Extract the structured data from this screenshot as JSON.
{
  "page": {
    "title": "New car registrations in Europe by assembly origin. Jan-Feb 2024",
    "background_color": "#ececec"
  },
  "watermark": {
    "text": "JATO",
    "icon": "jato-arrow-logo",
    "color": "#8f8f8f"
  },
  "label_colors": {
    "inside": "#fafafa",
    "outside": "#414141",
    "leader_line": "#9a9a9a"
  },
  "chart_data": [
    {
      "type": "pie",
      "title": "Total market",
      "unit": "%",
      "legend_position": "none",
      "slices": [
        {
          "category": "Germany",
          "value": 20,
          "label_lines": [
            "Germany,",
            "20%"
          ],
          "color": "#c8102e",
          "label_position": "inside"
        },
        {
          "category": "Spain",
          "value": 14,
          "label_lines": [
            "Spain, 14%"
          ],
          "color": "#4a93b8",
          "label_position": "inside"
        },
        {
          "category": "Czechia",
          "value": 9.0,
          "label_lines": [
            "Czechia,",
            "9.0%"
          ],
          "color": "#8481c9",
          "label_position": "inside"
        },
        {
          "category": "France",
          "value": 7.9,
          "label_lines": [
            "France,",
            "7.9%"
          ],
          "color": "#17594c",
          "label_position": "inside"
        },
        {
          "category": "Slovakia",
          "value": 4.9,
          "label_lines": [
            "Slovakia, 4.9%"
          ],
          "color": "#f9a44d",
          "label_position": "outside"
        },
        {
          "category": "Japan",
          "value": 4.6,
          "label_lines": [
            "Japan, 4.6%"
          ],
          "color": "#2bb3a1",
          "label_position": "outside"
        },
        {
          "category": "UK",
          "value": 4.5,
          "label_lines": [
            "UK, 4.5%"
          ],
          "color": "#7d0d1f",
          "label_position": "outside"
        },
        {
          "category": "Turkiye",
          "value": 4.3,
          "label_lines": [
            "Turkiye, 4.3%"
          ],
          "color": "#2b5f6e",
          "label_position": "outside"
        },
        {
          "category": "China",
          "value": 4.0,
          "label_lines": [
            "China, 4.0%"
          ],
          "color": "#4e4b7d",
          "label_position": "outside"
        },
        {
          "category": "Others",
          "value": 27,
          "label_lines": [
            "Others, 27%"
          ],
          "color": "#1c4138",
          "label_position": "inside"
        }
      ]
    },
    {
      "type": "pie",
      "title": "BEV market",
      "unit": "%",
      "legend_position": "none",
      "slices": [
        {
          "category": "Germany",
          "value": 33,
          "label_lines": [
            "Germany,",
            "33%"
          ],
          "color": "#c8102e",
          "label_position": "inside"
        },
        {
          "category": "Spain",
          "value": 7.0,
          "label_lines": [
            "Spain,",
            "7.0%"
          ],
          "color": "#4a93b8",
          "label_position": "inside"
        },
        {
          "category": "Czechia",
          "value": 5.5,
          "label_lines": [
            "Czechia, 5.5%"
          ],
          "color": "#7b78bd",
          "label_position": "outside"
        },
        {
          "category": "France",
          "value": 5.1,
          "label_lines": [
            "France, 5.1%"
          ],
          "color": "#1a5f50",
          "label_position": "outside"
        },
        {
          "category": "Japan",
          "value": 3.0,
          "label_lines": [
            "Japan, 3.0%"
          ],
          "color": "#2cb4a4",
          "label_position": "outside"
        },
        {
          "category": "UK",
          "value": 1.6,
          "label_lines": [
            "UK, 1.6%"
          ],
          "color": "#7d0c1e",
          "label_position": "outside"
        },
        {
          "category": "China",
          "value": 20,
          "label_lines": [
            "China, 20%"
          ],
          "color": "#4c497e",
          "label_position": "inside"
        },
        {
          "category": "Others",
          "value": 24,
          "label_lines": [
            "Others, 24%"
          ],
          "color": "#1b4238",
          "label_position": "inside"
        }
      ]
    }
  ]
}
··········
→ EXERCISE REQUIREMENTS
Identify the lines in the entries above that contain "China", then copy them out.

→ THE ANSWER
          "category": "China",
            "China, 4.0%"
          "category": "China",
            "China, 20%"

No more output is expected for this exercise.